**Exercise description**
Format the lines from the start of the records through the line containing "button[interactable]: j: [704, 1641, 812, 1791]", including that line, as a numbered list, skipping any blank lines.
——————————
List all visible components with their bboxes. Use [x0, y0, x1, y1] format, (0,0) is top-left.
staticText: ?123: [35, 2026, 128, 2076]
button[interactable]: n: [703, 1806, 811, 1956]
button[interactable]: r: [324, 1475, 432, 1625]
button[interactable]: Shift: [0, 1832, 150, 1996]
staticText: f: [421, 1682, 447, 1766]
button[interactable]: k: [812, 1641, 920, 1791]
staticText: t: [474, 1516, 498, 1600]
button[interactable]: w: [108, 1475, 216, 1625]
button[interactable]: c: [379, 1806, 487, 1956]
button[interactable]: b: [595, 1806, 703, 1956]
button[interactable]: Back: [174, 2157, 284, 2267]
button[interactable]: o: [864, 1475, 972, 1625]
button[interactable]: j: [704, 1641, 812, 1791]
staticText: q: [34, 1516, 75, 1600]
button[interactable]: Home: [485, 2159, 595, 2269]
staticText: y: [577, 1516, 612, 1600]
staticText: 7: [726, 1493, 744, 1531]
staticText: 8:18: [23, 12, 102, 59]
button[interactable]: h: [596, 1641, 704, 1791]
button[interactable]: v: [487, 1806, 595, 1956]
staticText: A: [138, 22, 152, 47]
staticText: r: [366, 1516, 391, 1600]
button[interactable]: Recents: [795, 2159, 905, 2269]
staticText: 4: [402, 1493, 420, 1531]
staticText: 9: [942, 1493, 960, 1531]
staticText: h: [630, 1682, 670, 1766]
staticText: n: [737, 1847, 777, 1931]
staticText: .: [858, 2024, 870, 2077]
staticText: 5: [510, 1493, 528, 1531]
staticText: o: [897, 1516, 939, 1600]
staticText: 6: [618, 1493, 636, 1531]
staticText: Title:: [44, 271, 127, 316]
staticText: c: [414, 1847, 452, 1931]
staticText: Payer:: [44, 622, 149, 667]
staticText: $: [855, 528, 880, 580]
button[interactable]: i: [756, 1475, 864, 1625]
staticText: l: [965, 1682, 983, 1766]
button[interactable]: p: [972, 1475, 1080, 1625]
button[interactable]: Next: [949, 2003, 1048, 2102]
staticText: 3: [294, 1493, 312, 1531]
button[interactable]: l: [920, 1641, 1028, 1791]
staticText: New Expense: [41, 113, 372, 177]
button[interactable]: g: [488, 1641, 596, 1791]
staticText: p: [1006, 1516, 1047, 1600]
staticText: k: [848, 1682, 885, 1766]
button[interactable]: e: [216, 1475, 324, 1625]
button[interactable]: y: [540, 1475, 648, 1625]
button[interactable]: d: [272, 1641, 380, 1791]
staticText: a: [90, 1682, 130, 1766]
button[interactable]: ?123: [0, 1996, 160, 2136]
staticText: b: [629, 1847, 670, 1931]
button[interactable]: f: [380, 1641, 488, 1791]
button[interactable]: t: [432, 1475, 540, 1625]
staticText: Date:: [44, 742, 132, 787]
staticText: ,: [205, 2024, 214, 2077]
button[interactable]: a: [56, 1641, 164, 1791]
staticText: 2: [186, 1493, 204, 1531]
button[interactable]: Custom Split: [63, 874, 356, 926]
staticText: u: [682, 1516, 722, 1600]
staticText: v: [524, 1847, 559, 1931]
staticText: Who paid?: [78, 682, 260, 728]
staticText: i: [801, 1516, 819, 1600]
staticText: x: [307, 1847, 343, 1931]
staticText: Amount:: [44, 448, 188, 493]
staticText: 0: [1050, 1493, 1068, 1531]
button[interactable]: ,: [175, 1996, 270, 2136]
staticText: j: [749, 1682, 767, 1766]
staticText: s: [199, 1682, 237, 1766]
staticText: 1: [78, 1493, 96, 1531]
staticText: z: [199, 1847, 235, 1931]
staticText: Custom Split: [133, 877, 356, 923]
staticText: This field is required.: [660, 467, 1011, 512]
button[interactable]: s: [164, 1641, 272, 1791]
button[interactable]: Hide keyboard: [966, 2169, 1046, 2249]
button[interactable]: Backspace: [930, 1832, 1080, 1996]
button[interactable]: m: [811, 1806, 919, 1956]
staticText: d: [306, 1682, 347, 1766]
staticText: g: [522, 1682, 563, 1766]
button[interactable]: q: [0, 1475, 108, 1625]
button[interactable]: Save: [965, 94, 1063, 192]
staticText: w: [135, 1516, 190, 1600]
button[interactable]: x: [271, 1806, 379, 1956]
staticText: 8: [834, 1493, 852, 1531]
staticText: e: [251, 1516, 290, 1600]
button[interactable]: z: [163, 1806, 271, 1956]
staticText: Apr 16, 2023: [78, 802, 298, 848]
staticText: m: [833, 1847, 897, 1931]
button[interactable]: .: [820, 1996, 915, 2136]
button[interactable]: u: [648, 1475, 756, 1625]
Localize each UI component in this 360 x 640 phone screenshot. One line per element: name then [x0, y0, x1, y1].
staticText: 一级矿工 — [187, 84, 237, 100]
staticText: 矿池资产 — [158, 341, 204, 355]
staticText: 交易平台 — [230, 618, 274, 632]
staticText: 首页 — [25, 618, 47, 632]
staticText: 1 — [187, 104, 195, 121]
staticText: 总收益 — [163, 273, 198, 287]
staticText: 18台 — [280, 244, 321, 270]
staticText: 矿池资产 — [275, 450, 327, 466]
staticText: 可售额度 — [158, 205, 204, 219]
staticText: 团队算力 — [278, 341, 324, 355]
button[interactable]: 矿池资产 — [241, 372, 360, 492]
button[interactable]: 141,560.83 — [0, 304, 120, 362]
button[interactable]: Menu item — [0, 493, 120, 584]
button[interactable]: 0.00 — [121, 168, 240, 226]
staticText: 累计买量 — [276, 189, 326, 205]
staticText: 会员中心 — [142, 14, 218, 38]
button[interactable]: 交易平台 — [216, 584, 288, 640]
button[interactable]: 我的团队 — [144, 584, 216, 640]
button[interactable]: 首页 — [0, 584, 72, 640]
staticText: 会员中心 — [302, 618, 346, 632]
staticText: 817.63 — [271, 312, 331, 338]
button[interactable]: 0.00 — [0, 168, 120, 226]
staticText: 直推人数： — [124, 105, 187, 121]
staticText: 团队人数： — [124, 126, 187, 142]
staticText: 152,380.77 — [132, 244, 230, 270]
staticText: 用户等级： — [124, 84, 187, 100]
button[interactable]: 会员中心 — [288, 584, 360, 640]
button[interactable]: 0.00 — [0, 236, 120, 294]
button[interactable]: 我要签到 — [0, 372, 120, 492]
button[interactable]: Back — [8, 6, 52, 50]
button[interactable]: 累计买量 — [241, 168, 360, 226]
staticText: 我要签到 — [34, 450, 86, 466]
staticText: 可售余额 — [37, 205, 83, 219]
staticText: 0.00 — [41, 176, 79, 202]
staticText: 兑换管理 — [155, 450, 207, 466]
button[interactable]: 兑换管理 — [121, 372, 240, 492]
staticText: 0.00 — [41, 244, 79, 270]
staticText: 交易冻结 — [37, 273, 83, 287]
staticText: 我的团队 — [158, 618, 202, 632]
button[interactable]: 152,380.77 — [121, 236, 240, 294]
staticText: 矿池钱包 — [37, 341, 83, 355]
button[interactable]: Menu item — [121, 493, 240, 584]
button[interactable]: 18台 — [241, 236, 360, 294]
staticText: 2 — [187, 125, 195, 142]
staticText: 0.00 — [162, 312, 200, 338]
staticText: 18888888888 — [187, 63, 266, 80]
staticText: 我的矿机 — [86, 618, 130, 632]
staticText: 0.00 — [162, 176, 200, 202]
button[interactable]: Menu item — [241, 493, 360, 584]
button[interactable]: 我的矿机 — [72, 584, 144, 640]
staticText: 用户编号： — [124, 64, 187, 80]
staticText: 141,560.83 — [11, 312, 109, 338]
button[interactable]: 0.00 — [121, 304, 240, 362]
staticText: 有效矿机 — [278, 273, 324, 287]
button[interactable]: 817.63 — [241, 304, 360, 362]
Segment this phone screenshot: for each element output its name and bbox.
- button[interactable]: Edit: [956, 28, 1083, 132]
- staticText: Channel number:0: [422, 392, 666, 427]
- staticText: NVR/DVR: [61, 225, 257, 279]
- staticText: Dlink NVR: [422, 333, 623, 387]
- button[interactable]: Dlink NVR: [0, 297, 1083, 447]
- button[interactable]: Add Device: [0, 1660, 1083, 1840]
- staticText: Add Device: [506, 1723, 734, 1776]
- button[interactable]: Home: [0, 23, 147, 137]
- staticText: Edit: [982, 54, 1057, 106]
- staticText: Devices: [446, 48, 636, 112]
——————————
**Written answer**
1. List all visible components with their bboxes. Use [x0, y0, x1, y1] format, (0,0) is top-left.
2. staticText: ?123: [35, 2026, 128, 2076]
3. button[interactable]: n: [703, 1806, 811, 1956]
4. button[interactable]: r: [324, 1475, 432, 1625]
5. button[interactable]: Shift: [0, 1832, 150, 1996]
6. staticText: f: [421, 1682, 447, 1766]
7. button[interactable]: k: [812, 1641, 920, 1791]
8. staticText: t: [474, 1516, 498, 1600]
9. button[interactable]: w: [108, 1475, 216, 1625]
10. button[interactable]: c: [379, 1806, 487, 1956]
11. button[interactable]: b: [595, 1806, 703, 1956]
12. button[interactable]: Back: [174, 2157, 284, 2267]
13. button[interactable]: o: [864, 1475, 972, 1625]
14. button[interactable]: j: [704, 1641, 812, 1791]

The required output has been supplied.